Requirement »
Quote the listing in full, exactly as given, minus any pictures.

Material to process »
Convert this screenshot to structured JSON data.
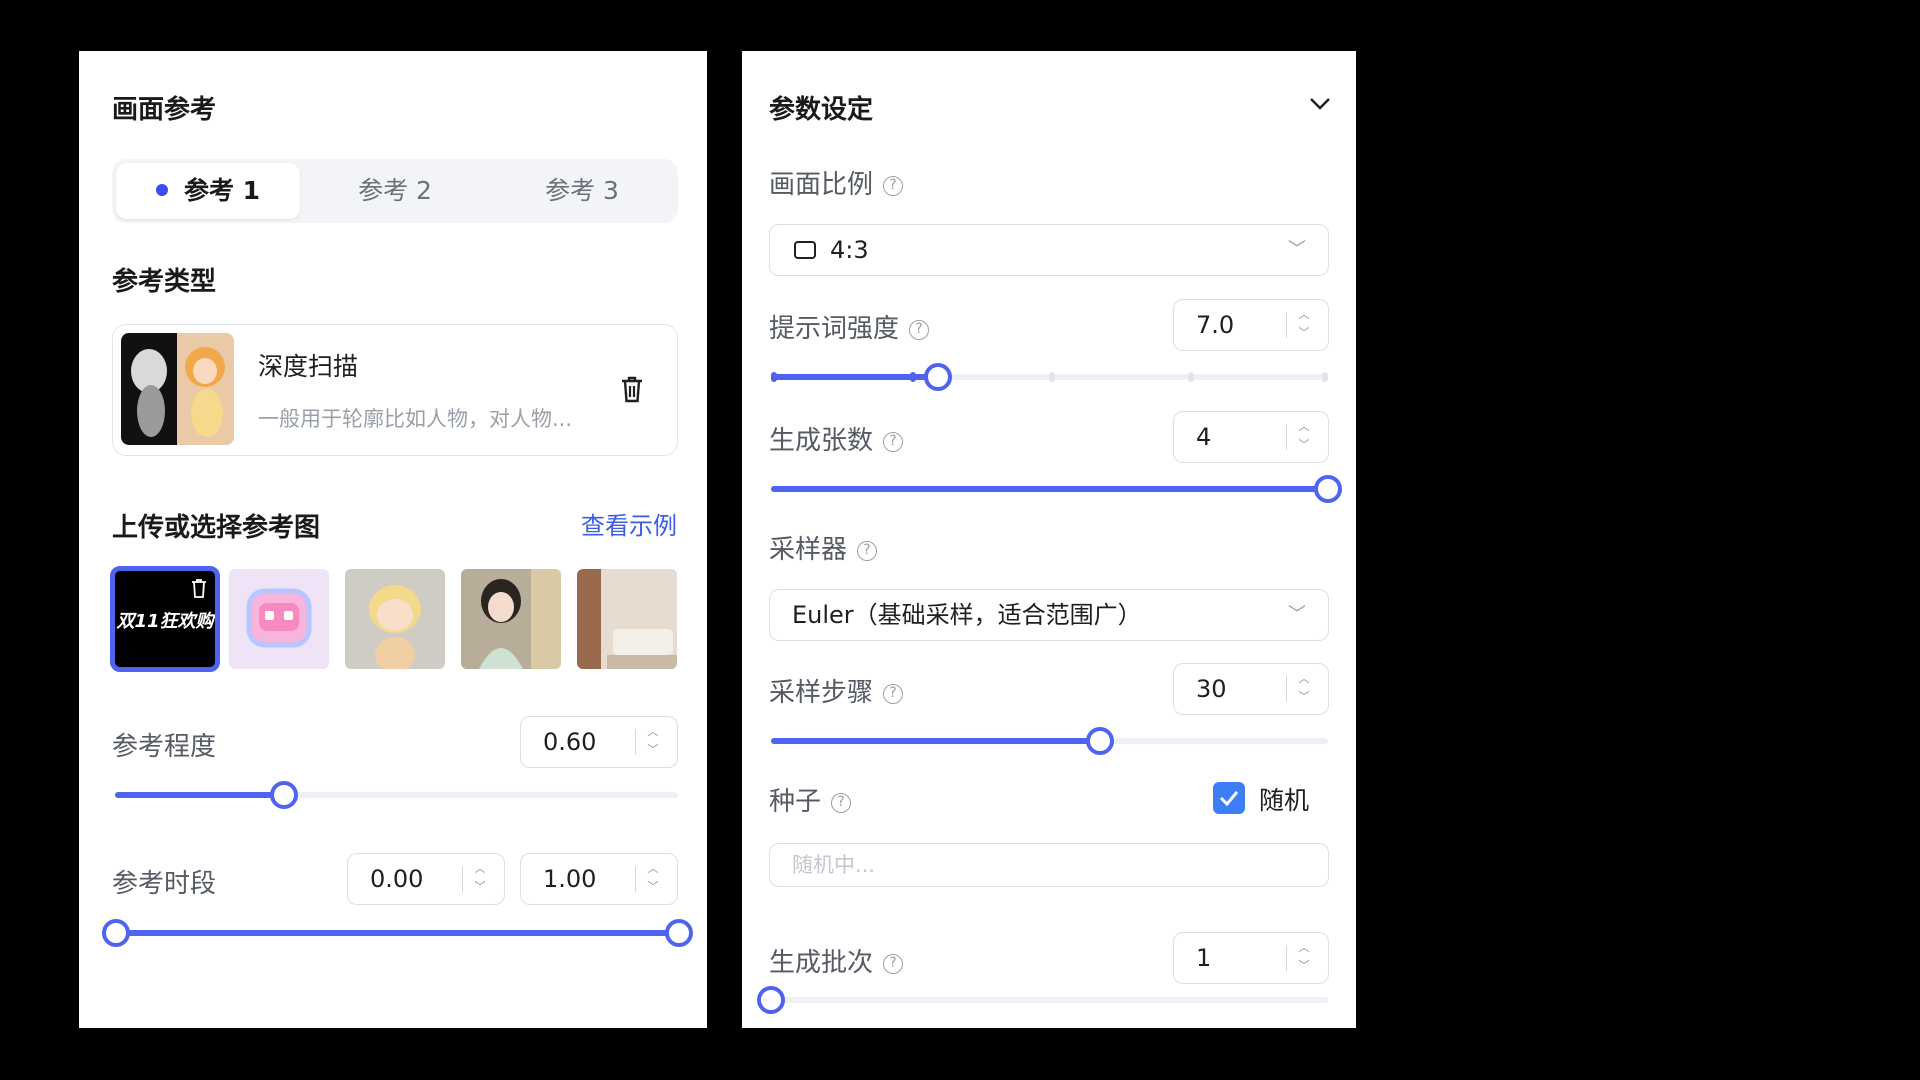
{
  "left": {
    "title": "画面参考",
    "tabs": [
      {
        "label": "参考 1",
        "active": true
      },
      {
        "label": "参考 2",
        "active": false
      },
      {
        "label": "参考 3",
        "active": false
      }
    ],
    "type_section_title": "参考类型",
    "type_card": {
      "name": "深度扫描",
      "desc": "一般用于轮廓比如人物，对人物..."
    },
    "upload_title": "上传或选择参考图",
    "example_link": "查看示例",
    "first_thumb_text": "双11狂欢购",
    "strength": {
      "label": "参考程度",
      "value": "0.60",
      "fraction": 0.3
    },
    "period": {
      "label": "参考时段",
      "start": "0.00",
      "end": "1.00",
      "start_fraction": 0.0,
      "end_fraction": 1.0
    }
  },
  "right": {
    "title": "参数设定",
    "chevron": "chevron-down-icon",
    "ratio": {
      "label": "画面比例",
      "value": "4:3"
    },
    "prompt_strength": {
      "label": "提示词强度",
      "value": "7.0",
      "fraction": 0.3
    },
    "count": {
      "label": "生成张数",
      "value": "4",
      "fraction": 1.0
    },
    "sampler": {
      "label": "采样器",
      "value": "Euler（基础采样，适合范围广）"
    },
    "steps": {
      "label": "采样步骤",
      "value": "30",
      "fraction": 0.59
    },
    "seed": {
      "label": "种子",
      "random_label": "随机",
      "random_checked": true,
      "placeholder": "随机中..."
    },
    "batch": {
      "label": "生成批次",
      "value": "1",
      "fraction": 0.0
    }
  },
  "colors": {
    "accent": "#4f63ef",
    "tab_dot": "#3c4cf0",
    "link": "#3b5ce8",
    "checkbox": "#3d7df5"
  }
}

The answer »
Convert this screenshot to structured JSON data.
{
  "left": {
    "title": "画面参考",
    "tabs": [
      {
        "label": "参考 1",
        "active": true
      },
      {
        "label": "参考 2",
        "active": false
      },
      {
        "label": "参考 3",
        "active": false
      }
    ],
    "type_section_title": "参考类型",
    "type_card": {
      "name": "深度扫描",
      "desc": "一般用于轮廓比如人物，对人物..."
    },
    "upload_title": "上传或选择参考图",
    "example_link": "查看示例",
    "first_thumb_text": "双11狂欢购",
    "strength": {
      "label": "参考程度",
      "value": "0.60",
      "fraction": 0.3
    },
    "period": {
      "label": "参考时段",
      "start": "0.00",
      "end": "1.00",
      "start_fraction": 0.0,
      "end_fraction": 1.0
    }
  },
  "right": {
    "title": "参数设定",
    "chevron": "chevron-down-icon",
    "ratio": {
      "label": "画面比例",
      "value": "4:3"
    },
    "prompt_strength": {
      "label": "提示词强度",
      "value": "7.0",
      "fraction": 0.3
    },
    "count": {
      "label": "生成张数",
      "value": "4",
      "fraction": 1.0
    },
    "sampler": {
      "label": "采样器",
      "value": "Euler（基础采样，适合范围广）"
    },
    "steps": {
      "label": "采样步骤",
      "value": "30",
      "fraction": 0.59
    },
    "seed": {
      "label": "种子",
      "random_label": "随机",
      "random_checked": true,
      "placeholder": "随机中..."
    },
    "batch": {
      "label": "生成批次",
      "value": "1",
      "fraction": 0.0
    }
  },
  "colors": {
    "accent": "#4f63ef",
    "tab_dot": "#3c4cf0",
    "link": "#3b5ce8",
    "checkbox": "#3d7df5"
  }
}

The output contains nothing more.